* begin *

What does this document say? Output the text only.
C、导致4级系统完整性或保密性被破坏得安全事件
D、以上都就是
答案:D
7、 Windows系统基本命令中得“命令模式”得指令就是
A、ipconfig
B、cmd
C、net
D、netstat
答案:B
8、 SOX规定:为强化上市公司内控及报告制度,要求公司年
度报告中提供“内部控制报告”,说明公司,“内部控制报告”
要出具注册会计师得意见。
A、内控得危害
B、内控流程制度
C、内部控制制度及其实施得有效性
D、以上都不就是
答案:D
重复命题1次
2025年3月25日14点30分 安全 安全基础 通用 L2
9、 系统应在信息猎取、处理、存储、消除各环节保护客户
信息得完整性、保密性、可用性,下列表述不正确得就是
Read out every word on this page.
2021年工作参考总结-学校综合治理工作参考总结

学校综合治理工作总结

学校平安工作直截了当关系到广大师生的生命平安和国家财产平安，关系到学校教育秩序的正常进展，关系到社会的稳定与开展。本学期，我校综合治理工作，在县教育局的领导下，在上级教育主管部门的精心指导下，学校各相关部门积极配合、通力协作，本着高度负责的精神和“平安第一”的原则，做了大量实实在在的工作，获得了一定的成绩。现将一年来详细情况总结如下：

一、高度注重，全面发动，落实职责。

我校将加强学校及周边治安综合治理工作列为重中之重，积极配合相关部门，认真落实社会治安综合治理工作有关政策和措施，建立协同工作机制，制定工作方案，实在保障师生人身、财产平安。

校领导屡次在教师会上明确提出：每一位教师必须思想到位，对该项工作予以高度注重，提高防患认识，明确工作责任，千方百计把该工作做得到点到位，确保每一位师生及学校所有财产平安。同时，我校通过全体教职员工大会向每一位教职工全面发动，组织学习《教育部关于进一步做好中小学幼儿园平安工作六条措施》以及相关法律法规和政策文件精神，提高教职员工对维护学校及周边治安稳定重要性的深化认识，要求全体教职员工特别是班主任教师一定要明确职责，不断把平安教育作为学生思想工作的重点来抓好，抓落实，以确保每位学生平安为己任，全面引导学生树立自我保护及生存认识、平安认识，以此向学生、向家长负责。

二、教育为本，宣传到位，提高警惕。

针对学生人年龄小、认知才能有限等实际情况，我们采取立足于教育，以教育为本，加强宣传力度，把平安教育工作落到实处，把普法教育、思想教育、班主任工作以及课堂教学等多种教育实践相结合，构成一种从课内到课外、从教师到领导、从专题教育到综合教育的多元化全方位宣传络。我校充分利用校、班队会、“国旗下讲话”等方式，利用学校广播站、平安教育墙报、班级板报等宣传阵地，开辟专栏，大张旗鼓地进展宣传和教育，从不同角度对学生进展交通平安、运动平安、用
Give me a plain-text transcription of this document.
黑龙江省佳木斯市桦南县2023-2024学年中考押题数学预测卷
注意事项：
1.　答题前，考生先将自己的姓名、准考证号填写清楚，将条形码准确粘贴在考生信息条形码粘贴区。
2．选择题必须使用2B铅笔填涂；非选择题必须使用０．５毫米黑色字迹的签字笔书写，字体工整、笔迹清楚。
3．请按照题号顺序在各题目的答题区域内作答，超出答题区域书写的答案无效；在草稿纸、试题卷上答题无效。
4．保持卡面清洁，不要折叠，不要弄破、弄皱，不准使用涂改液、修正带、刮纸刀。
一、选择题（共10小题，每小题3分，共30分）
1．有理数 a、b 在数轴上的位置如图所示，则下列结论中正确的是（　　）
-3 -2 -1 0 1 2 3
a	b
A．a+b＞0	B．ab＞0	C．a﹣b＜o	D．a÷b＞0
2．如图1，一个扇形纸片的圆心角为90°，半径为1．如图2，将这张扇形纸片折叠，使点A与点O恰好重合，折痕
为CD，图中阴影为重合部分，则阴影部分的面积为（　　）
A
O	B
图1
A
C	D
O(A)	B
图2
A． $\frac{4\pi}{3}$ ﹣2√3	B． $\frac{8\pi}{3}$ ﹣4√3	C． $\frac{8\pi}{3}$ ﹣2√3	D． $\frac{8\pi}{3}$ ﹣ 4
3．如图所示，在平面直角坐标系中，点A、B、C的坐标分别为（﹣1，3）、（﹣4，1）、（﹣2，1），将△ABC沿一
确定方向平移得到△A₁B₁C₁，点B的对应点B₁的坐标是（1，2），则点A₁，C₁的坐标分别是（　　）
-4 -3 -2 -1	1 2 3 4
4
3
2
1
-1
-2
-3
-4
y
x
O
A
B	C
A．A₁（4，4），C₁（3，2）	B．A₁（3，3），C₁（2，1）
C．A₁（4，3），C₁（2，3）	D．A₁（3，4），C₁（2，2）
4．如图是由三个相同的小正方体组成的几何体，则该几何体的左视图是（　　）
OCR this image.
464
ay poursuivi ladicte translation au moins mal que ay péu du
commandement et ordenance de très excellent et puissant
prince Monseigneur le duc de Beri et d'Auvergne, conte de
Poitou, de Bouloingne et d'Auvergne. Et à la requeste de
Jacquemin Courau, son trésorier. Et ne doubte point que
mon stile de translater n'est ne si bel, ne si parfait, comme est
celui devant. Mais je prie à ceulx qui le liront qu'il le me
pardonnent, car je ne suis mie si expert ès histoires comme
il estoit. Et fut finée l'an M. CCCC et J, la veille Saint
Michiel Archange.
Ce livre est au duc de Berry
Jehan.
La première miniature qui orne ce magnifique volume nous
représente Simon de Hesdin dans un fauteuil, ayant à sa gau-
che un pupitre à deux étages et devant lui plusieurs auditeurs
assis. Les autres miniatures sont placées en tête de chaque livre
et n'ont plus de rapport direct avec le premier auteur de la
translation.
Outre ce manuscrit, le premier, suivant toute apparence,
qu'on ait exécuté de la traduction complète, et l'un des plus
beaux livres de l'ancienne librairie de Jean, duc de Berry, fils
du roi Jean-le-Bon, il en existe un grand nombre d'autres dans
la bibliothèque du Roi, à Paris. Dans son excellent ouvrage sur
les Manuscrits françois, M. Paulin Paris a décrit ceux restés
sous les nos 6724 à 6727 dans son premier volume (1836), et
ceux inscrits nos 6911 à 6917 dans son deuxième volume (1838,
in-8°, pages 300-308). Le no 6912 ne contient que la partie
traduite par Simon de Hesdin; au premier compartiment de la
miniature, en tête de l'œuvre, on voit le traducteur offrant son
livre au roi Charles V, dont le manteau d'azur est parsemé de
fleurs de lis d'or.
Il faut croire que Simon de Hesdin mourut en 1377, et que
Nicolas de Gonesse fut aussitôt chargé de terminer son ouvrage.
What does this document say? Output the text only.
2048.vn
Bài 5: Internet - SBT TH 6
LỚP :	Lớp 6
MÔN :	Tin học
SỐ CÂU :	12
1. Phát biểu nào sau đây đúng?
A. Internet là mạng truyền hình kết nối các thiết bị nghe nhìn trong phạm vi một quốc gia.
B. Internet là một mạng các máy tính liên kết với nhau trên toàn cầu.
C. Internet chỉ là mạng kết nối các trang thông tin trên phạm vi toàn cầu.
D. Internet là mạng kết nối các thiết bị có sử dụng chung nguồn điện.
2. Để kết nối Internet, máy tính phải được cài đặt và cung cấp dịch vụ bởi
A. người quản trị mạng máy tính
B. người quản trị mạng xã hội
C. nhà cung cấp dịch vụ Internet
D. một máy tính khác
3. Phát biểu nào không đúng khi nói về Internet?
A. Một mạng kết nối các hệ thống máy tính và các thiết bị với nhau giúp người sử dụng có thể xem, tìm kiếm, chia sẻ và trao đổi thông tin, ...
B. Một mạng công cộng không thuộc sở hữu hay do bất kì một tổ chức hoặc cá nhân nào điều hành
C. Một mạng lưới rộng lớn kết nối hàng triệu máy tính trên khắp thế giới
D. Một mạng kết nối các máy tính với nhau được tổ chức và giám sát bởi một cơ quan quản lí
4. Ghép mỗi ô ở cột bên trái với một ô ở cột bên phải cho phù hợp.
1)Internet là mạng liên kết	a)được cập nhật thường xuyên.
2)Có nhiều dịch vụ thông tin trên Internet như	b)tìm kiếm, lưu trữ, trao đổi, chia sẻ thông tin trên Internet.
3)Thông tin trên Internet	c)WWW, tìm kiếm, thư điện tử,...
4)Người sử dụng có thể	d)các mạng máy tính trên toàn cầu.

* end *

## Work to complete
Determine how many lines contain the word "nhau" and reply with that number alone.

## Solution below
3